Your objective => Provide an exact transcription of all the records.

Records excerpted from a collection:
-*-

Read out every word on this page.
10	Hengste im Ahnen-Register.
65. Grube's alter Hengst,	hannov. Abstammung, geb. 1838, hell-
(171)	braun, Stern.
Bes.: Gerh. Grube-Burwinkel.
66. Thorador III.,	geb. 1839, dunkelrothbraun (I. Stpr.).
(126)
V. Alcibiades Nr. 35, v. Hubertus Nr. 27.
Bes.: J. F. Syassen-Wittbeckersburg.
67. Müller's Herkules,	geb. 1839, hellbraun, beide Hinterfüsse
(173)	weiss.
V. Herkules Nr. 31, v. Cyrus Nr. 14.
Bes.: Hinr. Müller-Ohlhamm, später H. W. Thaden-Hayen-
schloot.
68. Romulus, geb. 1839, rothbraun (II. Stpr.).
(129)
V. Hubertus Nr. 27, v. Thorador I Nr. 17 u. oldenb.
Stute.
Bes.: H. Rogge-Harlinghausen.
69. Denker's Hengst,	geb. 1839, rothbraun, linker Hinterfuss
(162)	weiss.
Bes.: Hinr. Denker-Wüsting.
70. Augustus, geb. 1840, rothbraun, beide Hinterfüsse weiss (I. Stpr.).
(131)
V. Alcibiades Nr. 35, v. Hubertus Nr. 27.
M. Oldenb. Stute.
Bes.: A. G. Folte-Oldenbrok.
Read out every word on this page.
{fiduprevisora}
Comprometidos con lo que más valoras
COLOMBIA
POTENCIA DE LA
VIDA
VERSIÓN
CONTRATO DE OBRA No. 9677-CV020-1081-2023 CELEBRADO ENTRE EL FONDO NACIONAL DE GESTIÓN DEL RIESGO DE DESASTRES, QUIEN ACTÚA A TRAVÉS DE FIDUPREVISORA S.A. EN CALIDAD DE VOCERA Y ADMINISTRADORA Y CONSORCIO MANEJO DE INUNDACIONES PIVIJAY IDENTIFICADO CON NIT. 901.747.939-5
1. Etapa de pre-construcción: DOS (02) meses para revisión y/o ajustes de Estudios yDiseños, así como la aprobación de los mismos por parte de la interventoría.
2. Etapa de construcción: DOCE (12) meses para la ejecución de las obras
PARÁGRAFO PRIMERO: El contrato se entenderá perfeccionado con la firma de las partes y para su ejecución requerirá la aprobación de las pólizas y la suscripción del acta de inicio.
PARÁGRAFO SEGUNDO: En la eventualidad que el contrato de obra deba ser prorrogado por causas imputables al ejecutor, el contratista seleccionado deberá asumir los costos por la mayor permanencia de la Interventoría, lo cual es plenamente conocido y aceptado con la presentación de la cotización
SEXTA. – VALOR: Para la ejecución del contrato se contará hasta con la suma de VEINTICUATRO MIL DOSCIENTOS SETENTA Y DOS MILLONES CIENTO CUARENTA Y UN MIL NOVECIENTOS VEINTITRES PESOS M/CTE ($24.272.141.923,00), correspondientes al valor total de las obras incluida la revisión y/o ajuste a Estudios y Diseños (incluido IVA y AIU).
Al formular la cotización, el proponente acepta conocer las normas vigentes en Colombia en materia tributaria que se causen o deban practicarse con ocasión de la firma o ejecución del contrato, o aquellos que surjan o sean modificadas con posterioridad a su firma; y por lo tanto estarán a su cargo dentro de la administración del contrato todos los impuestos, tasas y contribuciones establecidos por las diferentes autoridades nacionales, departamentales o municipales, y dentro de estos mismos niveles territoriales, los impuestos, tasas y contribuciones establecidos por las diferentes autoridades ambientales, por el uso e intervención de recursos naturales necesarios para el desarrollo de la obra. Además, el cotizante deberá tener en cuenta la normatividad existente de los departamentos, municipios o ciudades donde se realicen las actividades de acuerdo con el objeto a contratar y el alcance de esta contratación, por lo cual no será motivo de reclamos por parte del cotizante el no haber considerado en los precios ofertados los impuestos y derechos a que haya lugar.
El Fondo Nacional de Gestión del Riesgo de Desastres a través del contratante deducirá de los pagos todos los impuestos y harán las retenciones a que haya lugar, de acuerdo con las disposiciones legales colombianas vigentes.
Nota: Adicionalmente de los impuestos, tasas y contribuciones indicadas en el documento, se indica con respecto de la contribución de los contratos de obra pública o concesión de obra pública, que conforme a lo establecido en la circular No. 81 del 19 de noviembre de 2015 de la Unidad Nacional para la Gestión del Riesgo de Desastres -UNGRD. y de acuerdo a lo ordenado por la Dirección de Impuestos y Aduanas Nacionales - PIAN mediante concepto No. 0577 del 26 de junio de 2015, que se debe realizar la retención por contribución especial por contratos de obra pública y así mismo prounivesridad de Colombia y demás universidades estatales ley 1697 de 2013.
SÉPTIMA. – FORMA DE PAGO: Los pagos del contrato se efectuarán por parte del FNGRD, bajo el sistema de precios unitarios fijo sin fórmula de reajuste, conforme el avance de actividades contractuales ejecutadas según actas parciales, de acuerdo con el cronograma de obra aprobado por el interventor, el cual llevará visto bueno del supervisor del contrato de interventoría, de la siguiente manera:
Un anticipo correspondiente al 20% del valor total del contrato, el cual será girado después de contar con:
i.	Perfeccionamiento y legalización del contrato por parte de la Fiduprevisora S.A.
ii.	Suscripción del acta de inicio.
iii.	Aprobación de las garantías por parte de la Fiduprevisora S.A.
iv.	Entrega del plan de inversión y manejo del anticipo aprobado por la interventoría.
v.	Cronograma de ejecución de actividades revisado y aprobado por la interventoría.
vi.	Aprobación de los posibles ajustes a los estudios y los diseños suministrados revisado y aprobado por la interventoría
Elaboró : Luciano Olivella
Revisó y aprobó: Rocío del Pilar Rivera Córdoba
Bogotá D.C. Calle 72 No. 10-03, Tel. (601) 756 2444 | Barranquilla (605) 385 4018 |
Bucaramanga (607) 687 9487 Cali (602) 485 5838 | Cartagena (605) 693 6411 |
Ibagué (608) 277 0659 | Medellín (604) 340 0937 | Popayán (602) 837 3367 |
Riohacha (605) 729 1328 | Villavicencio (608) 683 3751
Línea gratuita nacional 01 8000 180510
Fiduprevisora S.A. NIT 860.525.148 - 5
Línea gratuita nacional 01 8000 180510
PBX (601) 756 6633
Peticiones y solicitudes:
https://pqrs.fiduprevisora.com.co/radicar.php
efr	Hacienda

-*-

Solution to the exercise =>
Read out every word on this page.
10	Hengste im Ahnen-Register.
65. Grube's alter Hengst,	hannov. Abstammung, geb. 1838, hell-
(171)	braun, Stern.
Bes.: Gerh. Grube-Burwinkel.
66. Thorador III.,	geb. 1839, dunkelrothbraun (I. Stpr.).
(126)
V. Alcibiades Nr. 35, v. Hubertus Nr. 27.
Bes.: J. F. Syassen-Wittbeckersburg.
67. Müller's Herkules,	geb. 1839, hellbraun, beide Hinterfüsse
(173)	weiss.
V. Herkules Nr. 31, v. Cyrus Nr. 14.
Bes.: Hinr. Müller-Ohlhamm, später H. W. Thaden-Hayen-
schloot.
68. Romulus, geb. 1839, rothbraun (II. Stpr.).
(129)
V. Hubertus Nr. 27, v. Thorador I Nr. 17 u. oldenb.
Stute.
Bes.: H. Rogge-Harlinghausen.
69. Denker's Hengst,	geb. 1839, rothbraun, linker Hinterfuss
(162)	weiss.
Bes.: Hinr. Denker-Wüsting.
70. Augustus, geb. 1840, rothbraun, beide Hinterfüsse weiss (I. Stpr.).
(131)
V. Alcibiades Nr. 35, v. Hubertus Nr. 27.
M. Oldenb. Stute.
Bes.: A. G. Folte-Oldenbrok.
Read out every word on this page.
{fiduprevisora}
Comprometidos con lo que más valoras
COLOMBIA
POTENCIA DE LA
VIDA
VERSIÓN
CONTRATO DE OBRA No. 9677-CV020-1081-2023 CELEBRADO ENTRE EL FONDO NACIONAL DE GESTIÓN DEL RIESGO DE DESASTRES, QUIEN ACTÚA A TRAVÉS DE FIDUPREVISORA S.A. EN CALIDAD DE VOCERA Y ADMINISTRADORA Y CONSORCIO MANEJO DE INUNDACIONES PIVIJAY IDENTIFICADO CON NIT. 901.747.939-5
1. Etapa de pre-construcción: DOS (02) meses para revisión y/o ajustes de Estudios yDiseños, así como la aprobación de los mismos por parte de la interventoría.
2. Etapa de construcción: DOCE (12) meses para la ejecución de las obras
PARÁGRAFO PRIMERO: El contrato se entenderá perfeccionado con la firma de las partes y para su ejecución requerirá la aprobación de las pólizas y la suscripción del acta de inicio.
PARÁGRAFO SEGUNDO: En la eventualidad que el contrato de obra deba ser prorrogado por causas imputables al ejecutor, el contratista seleccionado deberá asumir los costos por la mayor permanencia de la Interventoría, lo cual es plenamente conocido y aceptado con la presentación de la cotización
SEXTA. – VALOR: Para la ejecución del contrato se contará hasta con la suma de VEINTICUATRO MIL DOSCIENTOS SETENTA Y DOS MILLONES CIENTO CUARENTA Y UN MIL NOVECIENTOS VEINTITRES PESOS M/CTE ($24.272.141.923,00), correspondientes al valor total de las obras incluida la revisión y/o ajuste a Estudios y Diseños (incluido IVA y AIU).
Al formular la cotización, el proponente acepta conocer las normas vigentes en Colombia en materia tributaria que se causen o deban practicarse con ocasión de la firma o ejecución del contrato, o aquellos que surjan o sean modificadas con posterioridad a su firma; y por lo tanto estarán a su cargo dentro de la administración del contrato todos los impuestos, tasas y contribuciones establecidos por las diferentes autoridades nacionales, departamentales o municipales, y dentro de estos mismos niveles territoriales, los impuestos, tasas y contribuciones establecidos por las diferentes autoridades ambientales, por el uso e intervención de recursos naturales necesarios para el desarrollo de la obra. Además, el cotizante deberá tener en cuenta la normatividad existente de los departamentos, municipios o ciudades donde se realicen las actividades de acuerdo con el objeto a contratar y el alcance de esta contratación, por lo cual no será motivo de reclamos por parte del cotizante el no haber considerado en los precios ofertados los impuestos y derechos a que haya lugar.
El Fondo Nacional de Gestión del Riesgo de Desastres a través del contratante deducirá de los pagos todos los impuestos y harán las retenciones a que haya lugar, de acuerdo con las disposiciones legales colombianas vigentes.
Nota: Adicionalmente de los impuestos, tasas y contribuciones indicadas en el documento, se indica con respecto de la contribución de los contratos de obra pública o concesión de obra pública, que conforme a lo establecido en la circular No. 81 del 19 de noviembre de 2015 de la Unidad Nacional para la Gestión del Riesgo de Desastres -UNGRD. y de acuerdo a lo ordenado por la Dirección de Impuestos y Aduanas Nacionales - PIAN mediante concepto No. 0577 del 26 de junio de 2015, que se debe realizar la retención por contribución especial por contratos de obra pública y así mismo prounivesridad de Colombia y demás universidades estatales ley 1697 de 2013.
SÉPTIMA. – FORMA DE PAGO: Los pagos del contrato se efectuarán por parte del FNGRD, bajo el sistema de precios unitarios fijo sin fórmula de reajuste, conforme el avance de actividades contractuales ejecutadas según actas parciales, de acuerdo con el cronograma de obra aprobado por el interventor, el cual llevará visto bueno del supervisor del contrato de interventoría, de la siguiente manera:
Un anticipo correspondiente al 20% del valor total del contrato, el cual será girado después de contar con:
i.	Perfeccionamiento y legalización del contrato por parte de la Fiduprevisora S.A.
ii.	Suscripción del acta de inicio.
iii.	Aprobación de las garantías por parte de la Fiduprevisora S.A.
iv.	Entrega del plan de inversión y manejo del anticipo aprobado por la interventoría.
v.	Cronograma de ejecución de actividades revisado y aprobado por la interventoría.
vi.	Aprobación de los posibles ajustes a los estudios y los diseños suministrados revisado y aprobado por la interventoría
Elaboró : Luciano Olivella
Revisó y aprobó: Rocío del Pilar Rivera Córdoba
Bogotá D.C. Calle 72 No. 10-03, Tel. (601) 756 2444 | Barranquilla (605) 385 4018 |
Bucaramanga (607) 687 9487 Cali (602) 485 5838 | Cartagena (605) 693 6411 |
Ibagué (608) 277 0659 | Medellín (604) 340 0937 | Popayán (602) 837 3367 |
Riohacha (605) 729 1328 | Villavicencio (608) 683 3751
Línea gratuita nacional 01 8000 180510
Fiduprevisora S.A. NIT 860.525.148 - 5
Línea gratuita nacional 01 8000 180510
PBX (601) 756 6633
Peticiones y solicitudes:
https://pqrs.fiduprevisora.com.co/radicar.php
efr	Hacienda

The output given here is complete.